__Task inputs__
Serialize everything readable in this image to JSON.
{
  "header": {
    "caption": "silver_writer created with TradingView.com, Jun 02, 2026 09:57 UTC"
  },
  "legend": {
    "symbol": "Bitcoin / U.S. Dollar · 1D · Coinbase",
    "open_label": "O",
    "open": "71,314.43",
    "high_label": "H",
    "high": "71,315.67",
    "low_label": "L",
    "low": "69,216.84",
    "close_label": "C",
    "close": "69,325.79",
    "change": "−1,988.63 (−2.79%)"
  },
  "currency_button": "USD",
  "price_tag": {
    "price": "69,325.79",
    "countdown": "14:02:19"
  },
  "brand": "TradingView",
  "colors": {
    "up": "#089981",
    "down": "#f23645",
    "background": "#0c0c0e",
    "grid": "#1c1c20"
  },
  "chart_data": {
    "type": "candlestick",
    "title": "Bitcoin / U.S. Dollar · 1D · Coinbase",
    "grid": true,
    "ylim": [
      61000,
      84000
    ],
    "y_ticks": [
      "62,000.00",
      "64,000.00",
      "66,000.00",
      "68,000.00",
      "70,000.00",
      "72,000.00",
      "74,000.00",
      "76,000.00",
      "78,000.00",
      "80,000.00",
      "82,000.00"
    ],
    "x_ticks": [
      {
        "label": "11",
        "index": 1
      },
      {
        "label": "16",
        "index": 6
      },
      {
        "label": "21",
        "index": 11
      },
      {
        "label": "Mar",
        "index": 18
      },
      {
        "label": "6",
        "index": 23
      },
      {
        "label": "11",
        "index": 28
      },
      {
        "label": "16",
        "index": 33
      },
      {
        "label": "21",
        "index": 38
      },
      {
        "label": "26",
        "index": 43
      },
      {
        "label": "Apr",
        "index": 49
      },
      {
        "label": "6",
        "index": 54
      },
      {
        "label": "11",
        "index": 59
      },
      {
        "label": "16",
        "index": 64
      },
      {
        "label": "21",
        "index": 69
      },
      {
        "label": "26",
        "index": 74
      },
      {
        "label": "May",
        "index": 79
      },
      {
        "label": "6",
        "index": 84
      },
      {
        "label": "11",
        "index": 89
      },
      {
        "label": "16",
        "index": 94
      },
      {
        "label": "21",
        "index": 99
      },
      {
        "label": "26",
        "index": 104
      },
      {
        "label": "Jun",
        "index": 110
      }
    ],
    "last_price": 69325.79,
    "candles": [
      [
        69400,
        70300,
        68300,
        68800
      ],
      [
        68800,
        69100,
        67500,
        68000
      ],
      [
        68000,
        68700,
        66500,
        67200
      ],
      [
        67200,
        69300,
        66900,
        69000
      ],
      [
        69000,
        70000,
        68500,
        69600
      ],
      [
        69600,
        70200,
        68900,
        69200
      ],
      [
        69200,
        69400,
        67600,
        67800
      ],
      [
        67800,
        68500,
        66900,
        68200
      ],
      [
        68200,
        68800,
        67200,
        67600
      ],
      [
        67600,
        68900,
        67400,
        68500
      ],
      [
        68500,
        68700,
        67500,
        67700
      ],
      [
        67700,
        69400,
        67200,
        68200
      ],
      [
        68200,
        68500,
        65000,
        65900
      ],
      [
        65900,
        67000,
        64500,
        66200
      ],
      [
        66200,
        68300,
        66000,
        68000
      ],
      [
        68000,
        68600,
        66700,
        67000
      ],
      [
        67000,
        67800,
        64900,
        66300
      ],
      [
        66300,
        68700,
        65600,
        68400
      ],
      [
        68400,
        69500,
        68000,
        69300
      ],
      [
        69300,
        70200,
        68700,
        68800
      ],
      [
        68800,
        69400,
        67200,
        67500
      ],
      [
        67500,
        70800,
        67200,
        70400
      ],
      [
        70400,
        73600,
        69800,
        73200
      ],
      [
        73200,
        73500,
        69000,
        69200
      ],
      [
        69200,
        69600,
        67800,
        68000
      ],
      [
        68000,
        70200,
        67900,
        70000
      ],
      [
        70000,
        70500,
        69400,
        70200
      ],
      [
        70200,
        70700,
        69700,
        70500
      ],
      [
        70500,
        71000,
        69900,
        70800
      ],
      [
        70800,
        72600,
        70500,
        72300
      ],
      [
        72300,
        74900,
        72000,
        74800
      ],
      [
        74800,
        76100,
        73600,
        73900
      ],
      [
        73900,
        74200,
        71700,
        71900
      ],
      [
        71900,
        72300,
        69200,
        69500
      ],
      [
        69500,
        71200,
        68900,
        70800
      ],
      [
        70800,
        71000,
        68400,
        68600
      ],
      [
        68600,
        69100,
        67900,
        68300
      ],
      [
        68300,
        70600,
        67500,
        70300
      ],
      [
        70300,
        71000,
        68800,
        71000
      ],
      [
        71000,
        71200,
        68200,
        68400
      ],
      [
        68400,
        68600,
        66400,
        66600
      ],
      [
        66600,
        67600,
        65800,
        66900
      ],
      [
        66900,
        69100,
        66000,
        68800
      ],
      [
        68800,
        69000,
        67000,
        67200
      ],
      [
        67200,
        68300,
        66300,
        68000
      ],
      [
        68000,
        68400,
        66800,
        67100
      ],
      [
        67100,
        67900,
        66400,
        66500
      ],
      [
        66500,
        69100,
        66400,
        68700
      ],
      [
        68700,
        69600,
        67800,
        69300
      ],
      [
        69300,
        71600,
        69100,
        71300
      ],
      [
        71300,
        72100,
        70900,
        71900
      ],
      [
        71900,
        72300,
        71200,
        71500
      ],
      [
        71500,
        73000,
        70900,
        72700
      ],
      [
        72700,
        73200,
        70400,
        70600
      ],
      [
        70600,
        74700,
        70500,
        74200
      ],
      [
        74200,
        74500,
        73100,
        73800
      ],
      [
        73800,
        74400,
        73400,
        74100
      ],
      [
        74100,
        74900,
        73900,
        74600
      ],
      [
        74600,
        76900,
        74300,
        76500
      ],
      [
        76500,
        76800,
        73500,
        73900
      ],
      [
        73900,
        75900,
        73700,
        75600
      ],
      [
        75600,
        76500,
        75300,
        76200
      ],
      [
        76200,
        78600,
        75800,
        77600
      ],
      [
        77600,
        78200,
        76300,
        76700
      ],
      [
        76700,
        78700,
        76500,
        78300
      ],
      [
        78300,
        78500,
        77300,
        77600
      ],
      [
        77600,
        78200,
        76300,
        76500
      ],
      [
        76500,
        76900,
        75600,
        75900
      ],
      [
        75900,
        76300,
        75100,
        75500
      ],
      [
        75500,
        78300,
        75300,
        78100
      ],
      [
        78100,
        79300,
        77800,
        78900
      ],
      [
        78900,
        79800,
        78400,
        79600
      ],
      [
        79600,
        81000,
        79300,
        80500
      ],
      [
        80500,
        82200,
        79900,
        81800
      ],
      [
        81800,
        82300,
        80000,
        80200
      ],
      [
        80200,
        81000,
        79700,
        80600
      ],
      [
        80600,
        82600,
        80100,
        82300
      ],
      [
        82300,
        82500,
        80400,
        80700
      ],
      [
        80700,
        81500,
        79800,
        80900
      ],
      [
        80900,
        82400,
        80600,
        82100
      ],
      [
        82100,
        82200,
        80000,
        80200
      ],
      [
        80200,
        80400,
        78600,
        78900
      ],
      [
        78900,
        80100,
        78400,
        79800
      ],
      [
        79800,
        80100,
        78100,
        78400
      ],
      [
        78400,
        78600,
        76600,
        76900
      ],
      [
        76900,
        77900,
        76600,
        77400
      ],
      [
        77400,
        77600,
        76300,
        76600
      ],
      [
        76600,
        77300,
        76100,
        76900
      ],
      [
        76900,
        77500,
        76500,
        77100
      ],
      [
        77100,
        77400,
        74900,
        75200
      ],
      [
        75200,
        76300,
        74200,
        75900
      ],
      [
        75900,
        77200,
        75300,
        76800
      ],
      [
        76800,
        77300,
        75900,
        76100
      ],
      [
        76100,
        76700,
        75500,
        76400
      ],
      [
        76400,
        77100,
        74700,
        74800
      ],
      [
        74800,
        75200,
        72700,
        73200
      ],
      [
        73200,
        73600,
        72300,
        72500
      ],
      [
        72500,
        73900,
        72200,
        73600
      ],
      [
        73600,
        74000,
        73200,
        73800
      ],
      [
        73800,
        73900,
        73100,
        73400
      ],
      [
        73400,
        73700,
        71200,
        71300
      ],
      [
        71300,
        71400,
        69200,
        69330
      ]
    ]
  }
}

__Task instructions__
Search the lines for the string "TradingView" and copy every line that has it.

__Exercise result__
    "caption": "silver_writer created with TradingView.com, Jun 02, 2026 09:57 UTC"
  "brand": "TradingView",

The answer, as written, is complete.